TASK REQUIREMENTS
In the records below, find each line with the word "Gymnasium" and copy it.

MATERIAL TO PROCESS
+++
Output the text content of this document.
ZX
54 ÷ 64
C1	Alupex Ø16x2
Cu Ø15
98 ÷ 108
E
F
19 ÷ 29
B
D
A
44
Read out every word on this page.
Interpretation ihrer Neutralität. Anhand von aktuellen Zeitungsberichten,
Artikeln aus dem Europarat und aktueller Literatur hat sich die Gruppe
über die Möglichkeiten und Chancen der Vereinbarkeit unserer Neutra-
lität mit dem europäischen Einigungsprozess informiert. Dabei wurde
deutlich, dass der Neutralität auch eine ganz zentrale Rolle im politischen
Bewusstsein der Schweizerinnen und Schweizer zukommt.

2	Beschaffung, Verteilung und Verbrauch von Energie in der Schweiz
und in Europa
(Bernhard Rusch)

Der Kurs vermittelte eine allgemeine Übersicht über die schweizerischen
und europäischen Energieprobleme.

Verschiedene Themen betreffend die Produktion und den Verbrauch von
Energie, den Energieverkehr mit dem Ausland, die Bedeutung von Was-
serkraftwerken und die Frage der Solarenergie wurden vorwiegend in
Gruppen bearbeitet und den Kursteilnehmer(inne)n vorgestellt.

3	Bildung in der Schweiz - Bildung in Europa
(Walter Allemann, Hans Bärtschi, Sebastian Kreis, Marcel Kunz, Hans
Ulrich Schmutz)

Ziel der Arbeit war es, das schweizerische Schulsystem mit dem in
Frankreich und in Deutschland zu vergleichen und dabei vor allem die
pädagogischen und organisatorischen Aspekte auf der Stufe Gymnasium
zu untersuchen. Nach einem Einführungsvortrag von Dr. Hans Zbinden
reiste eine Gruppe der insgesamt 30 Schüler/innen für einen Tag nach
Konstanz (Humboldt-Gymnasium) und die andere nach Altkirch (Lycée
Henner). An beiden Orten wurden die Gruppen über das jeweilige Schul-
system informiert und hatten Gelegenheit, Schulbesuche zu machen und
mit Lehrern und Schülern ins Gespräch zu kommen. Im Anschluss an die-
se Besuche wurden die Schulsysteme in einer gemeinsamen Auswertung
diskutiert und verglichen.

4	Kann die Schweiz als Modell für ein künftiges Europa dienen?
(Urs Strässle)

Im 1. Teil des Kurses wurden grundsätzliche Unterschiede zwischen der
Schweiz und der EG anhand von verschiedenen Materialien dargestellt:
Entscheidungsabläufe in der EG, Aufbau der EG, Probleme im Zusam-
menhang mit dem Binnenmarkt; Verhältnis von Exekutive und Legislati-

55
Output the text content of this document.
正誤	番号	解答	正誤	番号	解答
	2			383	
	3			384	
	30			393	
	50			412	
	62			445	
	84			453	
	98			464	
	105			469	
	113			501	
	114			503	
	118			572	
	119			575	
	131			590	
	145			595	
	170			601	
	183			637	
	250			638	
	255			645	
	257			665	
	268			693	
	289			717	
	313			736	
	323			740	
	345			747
+++
REPLY
pädagogischen und organisatorischen Aspekte auf der Stufe Gymnasium
Konstanz (Humboldt-Gymnasium) und die andere nach Altkirch (Lycée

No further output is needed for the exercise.